Tujuh jenis kayu-ulin, bungor, kesambi, jati, kalimpapa, bintagor, dan nyamplong-digunakan untuk bahan kapal yang akan menempuh jarak sekitar 11.000 mil ini.

Sapta Nirwandar menjelaskan, “Sebelum kapal benar-benar digunakan untuk pelayaran jauh, kami sudah meminta BPPT (Badan Pengkajian dan Pengembangan Teknologi) untuk melakukan uji coba laboratorium dengan pengujian secara ilmiah.”

Dalam misi ini, Tim Interdep dilibatkan, seperti dari BPPT, Kementerian Kelautan Perhubungan, dan Angkatan Laut. “Sebab, kami tahu persis tak mungkin kami berjalan sendirian tanpa bantuan dari mereka yang ahli di bidangnya,” kata Sapta Nirwandar.

Berbarengan dengan pembuatan kapal, panitia juga mulai menyebarkan pengumuman melalui berbagai media untuk mencari awak yang akan diikutkan dalam ekspedisi. Di luar mereka yang berpengalaman, panitia juga menginginkan agar ekspedisi nantinya bisa menjadi pengobar semangat putra-putri Indonesia untuk mengenal dan mencintai lautan. Karena itu, tim akan bercampur antara mereka yang berpengalaman-pelaut dan juga ahli rawat kapal-plus mereka yang belum berpengalaman dengan dunia pelayaran.

*Tugas*: Sebutkan semua jenis kayu yang dipakai sebagai bahan kapal menurut bacaan di atas.

*Entri yang diambil dari sebuah koleksi*:
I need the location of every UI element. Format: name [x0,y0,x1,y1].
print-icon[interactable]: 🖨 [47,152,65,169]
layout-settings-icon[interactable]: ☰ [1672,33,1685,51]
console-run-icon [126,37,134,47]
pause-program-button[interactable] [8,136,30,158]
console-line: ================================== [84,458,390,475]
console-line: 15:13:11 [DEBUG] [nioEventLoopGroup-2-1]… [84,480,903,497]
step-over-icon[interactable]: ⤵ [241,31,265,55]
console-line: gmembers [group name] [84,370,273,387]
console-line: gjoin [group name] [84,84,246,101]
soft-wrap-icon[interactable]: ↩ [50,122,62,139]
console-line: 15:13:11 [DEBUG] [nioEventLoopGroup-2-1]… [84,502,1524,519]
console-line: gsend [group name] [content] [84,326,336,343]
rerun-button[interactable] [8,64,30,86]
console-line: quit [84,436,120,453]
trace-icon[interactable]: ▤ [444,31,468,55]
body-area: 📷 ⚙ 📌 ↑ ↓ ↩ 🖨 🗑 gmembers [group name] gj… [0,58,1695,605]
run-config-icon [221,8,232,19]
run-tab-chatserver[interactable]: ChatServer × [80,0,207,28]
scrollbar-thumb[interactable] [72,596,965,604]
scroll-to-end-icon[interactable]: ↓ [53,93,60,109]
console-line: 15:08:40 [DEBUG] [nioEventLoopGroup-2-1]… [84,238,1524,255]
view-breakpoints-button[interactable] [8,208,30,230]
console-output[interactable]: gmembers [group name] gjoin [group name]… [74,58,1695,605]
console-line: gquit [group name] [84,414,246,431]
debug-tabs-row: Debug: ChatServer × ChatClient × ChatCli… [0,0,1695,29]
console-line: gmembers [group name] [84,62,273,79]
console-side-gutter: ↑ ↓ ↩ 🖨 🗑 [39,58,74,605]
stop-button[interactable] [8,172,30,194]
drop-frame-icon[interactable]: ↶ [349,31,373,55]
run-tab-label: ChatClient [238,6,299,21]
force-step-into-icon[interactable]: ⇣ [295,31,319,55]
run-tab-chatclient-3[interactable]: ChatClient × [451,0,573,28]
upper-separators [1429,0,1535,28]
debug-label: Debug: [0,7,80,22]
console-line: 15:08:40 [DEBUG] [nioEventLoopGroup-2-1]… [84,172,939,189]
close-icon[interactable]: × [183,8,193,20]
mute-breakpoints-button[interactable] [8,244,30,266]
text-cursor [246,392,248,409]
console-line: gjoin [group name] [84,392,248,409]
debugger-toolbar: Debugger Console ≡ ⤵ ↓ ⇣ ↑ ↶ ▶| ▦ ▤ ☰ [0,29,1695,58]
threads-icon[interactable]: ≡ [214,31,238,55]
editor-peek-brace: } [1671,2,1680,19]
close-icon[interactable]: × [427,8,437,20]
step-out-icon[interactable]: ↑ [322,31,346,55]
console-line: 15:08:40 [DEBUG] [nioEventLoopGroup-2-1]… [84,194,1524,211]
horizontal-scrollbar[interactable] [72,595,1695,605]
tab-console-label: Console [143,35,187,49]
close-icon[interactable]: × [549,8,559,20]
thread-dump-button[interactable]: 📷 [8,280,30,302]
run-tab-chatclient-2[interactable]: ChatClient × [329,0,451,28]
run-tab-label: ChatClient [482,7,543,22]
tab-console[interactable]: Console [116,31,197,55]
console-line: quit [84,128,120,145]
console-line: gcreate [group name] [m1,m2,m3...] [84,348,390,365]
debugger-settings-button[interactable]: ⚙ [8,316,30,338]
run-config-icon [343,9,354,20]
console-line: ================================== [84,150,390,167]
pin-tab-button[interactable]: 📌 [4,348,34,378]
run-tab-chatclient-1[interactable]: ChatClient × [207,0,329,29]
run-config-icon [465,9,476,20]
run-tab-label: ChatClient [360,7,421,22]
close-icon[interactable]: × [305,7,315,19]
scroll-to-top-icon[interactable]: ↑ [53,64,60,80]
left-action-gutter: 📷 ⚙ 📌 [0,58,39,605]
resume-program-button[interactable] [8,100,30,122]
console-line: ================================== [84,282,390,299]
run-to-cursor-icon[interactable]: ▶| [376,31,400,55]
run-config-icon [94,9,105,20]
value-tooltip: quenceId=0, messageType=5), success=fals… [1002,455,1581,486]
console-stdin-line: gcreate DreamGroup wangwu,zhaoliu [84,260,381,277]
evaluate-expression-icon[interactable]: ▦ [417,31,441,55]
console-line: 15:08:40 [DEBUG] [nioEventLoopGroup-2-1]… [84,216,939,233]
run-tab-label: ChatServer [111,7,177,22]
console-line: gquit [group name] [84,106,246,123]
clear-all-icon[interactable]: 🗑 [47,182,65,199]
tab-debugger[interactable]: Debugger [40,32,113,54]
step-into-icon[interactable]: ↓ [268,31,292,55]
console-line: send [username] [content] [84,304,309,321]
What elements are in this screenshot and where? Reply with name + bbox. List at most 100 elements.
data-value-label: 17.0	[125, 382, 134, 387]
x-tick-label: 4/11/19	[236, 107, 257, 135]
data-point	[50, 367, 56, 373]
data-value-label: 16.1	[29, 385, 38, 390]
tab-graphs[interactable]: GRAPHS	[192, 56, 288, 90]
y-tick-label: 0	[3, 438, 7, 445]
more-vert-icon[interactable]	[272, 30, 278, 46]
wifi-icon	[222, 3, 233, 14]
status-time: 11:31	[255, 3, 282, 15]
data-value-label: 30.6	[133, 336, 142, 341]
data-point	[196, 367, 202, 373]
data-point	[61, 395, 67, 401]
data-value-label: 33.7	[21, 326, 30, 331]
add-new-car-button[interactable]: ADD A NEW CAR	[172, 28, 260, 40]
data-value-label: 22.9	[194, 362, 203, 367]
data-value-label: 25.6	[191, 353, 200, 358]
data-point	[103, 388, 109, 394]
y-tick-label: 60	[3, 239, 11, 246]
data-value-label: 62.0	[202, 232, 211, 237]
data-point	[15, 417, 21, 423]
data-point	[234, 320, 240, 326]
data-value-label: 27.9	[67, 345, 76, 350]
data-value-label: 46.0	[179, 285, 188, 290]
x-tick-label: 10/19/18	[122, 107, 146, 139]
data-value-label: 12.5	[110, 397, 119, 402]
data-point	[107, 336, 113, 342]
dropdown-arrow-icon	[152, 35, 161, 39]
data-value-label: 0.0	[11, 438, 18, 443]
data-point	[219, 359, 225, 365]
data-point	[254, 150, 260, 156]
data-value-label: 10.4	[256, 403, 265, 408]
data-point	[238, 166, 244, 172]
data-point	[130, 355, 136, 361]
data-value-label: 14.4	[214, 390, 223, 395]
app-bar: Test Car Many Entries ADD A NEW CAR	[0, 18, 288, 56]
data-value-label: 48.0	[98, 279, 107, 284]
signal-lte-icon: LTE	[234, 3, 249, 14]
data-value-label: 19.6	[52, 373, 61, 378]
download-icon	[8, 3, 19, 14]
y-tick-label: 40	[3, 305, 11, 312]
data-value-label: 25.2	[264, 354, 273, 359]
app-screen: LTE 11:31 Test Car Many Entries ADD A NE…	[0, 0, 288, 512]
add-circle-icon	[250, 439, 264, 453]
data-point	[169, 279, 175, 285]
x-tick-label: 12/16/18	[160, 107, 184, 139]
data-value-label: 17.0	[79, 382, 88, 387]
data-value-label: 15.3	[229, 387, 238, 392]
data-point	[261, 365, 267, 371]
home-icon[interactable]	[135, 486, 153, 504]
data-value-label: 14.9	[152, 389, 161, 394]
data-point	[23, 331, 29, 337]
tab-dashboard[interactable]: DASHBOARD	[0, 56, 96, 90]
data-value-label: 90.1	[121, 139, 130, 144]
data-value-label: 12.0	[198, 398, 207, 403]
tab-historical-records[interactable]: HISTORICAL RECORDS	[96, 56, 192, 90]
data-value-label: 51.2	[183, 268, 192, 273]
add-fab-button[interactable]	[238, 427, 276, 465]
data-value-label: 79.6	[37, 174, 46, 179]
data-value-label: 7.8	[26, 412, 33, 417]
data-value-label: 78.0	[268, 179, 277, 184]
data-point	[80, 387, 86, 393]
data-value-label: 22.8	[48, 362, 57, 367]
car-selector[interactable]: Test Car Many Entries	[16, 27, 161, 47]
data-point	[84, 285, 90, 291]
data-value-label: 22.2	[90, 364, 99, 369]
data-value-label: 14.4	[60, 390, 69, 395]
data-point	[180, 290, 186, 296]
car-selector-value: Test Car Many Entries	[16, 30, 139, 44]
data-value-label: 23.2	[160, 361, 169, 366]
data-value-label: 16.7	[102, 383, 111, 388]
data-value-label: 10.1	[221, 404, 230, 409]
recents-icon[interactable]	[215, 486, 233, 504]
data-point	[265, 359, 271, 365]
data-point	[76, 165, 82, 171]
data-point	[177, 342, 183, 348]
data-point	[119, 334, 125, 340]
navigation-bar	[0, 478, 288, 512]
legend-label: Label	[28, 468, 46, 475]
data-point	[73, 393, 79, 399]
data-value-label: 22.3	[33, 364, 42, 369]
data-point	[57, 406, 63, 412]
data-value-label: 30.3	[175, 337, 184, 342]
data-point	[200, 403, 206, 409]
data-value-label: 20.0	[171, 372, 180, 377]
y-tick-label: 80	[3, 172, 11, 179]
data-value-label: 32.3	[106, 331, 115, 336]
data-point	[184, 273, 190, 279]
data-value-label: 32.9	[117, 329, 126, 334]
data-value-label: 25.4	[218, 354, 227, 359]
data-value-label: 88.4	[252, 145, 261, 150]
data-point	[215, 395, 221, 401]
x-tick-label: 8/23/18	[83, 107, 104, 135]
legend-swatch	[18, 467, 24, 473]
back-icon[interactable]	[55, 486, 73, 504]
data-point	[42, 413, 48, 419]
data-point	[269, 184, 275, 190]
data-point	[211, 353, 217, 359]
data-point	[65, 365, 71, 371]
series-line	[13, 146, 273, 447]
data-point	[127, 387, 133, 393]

*Hasil*: Ulin, bungor, kesambi, jati, kalimpapa, bintagor, dan nyamplong.